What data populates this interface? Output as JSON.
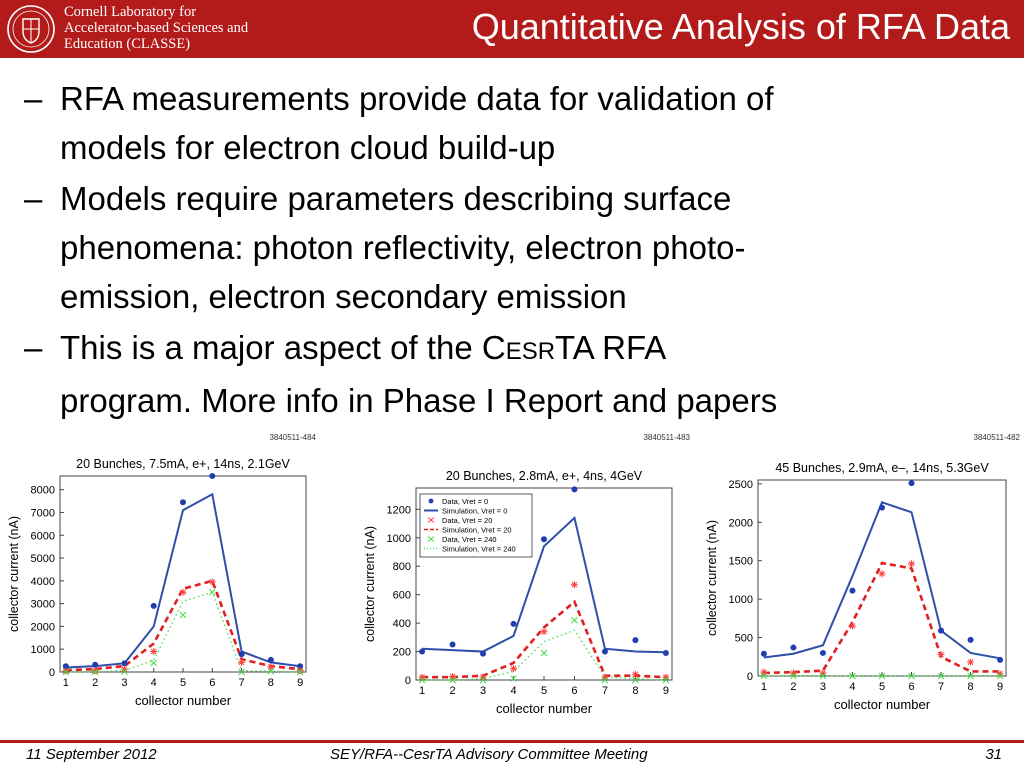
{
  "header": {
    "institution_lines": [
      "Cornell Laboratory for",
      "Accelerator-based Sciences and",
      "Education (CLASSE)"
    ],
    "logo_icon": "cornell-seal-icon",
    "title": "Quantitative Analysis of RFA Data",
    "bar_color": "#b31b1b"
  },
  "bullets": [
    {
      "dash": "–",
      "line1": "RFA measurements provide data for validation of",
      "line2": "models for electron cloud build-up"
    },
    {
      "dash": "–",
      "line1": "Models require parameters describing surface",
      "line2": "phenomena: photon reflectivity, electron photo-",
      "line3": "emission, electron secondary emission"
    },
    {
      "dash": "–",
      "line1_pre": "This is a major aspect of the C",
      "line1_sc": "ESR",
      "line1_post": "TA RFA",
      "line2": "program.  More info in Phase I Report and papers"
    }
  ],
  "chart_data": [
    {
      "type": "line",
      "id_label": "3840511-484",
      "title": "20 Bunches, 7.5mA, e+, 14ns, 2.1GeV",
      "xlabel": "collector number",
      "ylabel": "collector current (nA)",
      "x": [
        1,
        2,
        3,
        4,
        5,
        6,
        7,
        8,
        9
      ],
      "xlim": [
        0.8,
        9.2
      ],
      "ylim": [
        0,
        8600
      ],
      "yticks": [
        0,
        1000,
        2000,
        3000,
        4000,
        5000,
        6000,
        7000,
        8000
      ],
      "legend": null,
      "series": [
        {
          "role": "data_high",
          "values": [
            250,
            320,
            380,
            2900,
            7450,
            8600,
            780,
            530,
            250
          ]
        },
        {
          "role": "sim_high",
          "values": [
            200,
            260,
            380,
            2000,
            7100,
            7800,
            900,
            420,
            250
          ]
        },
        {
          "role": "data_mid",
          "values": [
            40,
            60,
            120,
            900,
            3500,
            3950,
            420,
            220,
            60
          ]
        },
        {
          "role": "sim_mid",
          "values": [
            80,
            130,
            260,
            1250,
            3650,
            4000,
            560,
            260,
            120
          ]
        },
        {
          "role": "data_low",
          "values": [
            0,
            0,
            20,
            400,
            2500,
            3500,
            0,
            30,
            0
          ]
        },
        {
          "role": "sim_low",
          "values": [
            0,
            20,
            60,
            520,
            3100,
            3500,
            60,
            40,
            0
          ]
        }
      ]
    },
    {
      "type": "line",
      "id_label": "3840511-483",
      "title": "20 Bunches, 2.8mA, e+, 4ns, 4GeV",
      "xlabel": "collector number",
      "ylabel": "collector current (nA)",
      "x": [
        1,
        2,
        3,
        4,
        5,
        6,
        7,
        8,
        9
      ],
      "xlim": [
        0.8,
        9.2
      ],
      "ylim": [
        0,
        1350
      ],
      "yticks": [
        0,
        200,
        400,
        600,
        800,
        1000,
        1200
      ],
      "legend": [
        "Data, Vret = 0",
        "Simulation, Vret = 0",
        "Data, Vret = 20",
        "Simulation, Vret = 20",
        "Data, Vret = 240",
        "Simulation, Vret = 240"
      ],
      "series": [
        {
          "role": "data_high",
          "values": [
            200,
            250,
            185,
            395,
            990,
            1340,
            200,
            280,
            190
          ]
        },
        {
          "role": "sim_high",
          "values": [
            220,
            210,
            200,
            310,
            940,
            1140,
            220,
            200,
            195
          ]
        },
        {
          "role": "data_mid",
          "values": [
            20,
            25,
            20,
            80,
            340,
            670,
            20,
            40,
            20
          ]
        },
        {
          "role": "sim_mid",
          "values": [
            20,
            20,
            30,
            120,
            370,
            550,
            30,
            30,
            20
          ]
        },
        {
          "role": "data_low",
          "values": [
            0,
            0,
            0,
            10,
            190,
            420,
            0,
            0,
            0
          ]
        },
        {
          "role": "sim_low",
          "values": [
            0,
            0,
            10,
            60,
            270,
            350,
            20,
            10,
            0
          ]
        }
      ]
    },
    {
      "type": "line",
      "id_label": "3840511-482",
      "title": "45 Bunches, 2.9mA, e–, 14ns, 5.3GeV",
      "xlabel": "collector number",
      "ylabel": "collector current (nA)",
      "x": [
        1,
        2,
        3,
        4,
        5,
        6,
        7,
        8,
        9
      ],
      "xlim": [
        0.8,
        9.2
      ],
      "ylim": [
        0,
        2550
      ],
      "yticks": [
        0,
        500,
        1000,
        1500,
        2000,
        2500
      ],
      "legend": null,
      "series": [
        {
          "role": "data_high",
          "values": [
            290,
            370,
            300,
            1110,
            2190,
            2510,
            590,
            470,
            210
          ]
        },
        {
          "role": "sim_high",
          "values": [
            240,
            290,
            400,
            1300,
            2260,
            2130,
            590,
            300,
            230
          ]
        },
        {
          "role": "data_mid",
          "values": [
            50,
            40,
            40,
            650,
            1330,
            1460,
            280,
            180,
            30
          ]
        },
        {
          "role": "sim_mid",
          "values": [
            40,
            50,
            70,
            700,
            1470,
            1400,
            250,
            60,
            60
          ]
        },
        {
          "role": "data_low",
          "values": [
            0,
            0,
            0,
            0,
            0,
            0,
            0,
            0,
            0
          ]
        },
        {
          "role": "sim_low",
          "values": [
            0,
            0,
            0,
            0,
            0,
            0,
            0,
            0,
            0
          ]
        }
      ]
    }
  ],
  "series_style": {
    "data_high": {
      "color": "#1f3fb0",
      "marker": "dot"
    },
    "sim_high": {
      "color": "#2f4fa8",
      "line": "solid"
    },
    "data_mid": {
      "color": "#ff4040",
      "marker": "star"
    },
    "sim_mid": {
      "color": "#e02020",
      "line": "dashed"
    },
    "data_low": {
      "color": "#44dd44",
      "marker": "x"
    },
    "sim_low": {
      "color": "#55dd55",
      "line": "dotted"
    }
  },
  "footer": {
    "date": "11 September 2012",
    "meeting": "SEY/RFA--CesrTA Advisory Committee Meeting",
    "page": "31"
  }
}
...
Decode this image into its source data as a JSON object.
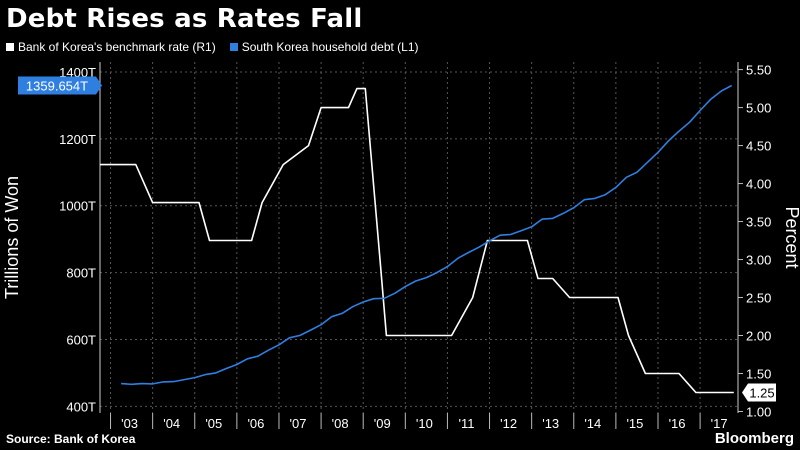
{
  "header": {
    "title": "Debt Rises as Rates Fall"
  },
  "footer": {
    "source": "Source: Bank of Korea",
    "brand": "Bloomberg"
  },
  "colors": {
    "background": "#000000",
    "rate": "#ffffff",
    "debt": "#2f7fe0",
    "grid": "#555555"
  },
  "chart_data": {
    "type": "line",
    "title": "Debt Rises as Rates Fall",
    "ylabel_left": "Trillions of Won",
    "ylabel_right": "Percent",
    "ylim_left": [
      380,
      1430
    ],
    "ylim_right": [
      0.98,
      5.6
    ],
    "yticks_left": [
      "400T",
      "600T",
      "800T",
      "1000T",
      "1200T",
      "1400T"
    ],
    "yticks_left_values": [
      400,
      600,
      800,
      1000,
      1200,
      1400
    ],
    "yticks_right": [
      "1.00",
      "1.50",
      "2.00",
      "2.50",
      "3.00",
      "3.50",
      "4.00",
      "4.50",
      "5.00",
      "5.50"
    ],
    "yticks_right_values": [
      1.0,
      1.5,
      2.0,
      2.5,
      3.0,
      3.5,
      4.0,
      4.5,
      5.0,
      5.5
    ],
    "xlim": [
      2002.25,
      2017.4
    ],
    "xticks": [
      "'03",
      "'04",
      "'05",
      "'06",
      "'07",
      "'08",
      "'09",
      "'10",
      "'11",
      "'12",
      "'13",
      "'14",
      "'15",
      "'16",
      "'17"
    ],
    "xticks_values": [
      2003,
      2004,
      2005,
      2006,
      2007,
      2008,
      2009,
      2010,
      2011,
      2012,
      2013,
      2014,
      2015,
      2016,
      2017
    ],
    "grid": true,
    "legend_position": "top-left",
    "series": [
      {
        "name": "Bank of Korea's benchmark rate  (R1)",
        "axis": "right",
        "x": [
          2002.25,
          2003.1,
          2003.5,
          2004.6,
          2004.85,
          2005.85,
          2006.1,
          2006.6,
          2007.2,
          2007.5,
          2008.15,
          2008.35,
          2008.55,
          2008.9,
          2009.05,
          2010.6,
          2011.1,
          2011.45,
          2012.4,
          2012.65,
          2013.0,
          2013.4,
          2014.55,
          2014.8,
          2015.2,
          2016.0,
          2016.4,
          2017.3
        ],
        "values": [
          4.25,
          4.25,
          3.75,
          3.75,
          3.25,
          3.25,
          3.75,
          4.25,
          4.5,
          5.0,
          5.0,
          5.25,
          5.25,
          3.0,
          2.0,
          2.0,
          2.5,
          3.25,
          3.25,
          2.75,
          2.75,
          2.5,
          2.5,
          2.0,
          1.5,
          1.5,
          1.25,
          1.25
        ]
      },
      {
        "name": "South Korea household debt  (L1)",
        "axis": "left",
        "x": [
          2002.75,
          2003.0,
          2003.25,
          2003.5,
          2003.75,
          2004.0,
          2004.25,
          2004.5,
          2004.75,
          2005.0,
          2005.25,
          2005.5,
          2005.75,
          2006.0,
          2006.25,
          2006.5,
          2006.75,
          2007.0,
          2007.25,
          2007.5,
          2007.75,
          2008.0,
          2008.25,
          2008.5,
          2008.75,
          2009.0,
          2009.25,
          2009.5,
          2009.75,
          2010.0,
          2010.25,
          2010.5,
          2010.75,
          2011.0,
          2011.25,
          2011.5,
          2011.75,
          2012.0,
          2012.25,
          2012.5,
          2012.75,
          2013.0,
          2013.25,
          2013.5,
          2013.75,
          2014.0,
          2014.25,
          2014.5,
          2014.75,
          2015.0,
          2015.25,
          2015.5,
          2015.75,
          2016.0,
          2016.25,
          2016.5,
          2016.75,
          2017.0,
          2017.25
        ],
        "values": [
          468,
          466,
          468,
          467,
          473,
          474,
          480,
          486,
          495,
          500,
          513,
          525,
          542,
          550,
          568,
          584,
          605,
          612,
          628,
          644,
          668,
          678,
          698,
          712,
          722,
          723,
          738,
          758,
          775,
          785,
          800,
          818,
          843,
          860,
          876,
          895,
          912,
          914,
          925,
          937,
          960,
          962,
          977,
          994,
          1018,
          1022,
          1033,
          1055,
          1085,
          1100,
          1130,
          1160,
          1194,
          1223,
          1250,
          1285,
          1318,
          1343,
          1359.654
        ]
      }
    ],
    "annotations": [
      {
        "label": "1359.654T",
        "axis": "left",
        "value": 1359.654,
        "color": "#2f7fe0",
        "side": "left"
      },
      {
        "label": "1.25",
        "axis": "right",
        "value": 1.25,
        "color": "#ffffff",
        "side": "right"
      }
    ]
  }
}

YOUR TASK: Make a list of all lines in the data that contain "Rates".

RIGHT ANSWER:
    "title": "Debt Rises as Rates Fall"
    "title": "Debt Rises as Rates Fall",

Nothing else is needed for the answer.